__Job__:
Extract all lines that hold "title" from the records below.

__Data excerpts__:
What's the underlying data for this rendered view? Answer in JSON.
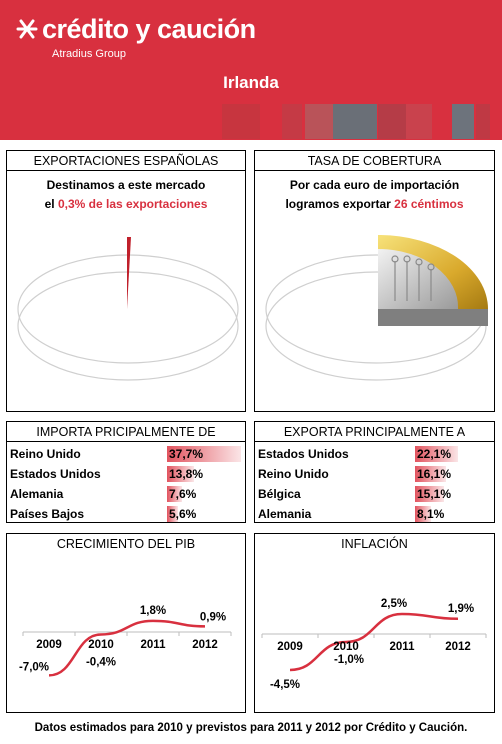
{
  "header": {
    "brand": "crédito y caución",
    "group": "Atradius Group",
    "country": "Irlanda",
    "color": "#d8303f"
  },
  "exports_panel": {
    "title": "EXPORTACIONES ESPAÑOLAS",
    "line1": "Destinamos a este mercado",
    "line2_prefix": "el ",
    "line2_highlight": "0,3% de las exportaciones",
    "share_percent": 0.3
  },
  "coverage_panel": {
    "title": "TASA DE COBERTURA",
    "line1": "Por cada euro de importación",
    "line2_prefix": "logramos exportar ",
    "line2_highlight": "26 céntimos",
    "cents": 26,
    "icon": "euro-coin-icon"
  },
  "imports": {
    "title": "IMPORTA PRICIPALMENTE DE",
    "items": [
      {
        "country": "Reino Unido",
        "value": "37,7%",
        "pct": 37.7
      },
      {
        "country": "Estados Unidos",
        "value": "13,8%",
        "pct": 13.8
      },
      {
        "country": "Alemania",
        "value": "7,6%",
        "pct": 7.6
      },
      {
        "country": "Países Bajos",
        "value": "5,6%",
        "pct": 5.6
      }
    ]
  },
  "exports": {
    "title": "EXPORTA  PRINCIPALMENTE A",
    "items": [
      {
        "country": "Estados Unidos",
        "value": "22,1%",
        "pct": 22.1
      },
      {
        "country": "Reino Unido",
        "value": "16,1%",
        "pct": 16.1
      },
      {
        "country": "Bélgica",
        "value": "15,1%",
        "pct": 15.1
      },
      {
        "country": "Alemania",
        "value": "8,1%",
        "pct": 8.1
      }
    ]
  },
  "chart_data": [
    {
      "type": "line",
      "title": "CRECIMIENTO DEL PIB",
      "categories": [
        "2009",
        "2010",
        "2011",
        "2012"
      ],
      "values": [
        -7.0,
        -0.4,
        1.8,
        0.9
      ],
      "labels": [
        "-7,0%",
        "-0,4%",
        "1,8%",
        "0,9%"
      ],
      "color": "#d8303f",
      "ylim": [
        -8,
        3
      ]
    },
    {
      "type": "line",
      "title": "INFLACIÓN",
      "categories": [
        "2009",
        "2010",
        "2011",
        "2012"
      ],
      "values": [
        -4.5,
        -1.0,
        2.5,
        1.9
      ],
      "labels": [
        "-4,5%",
        "-1,0%",
        "2,5%",
        "1,9%"
      ],
      "color": "#d8303f",
      "ylim": [
        -5.5,
        3.5
      ]
    }
  ],
  "footer": "Datos estimados para 2010 y previstos para 2011  y 2012 por Crédito y Caución."
}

__Final answer__:
    "title": "EXPORTACIONES ESPAÑOLAS",
    "title": "TASA DE COBERTURA",
    "title": "IMPORTA PRICIPALMENTE DE",
    "title": "EXPORTA  PRINCIPALMENTE A",
      "title": "CRECIMIENTO DEL PIB",
      "title": "INFLACIÓN",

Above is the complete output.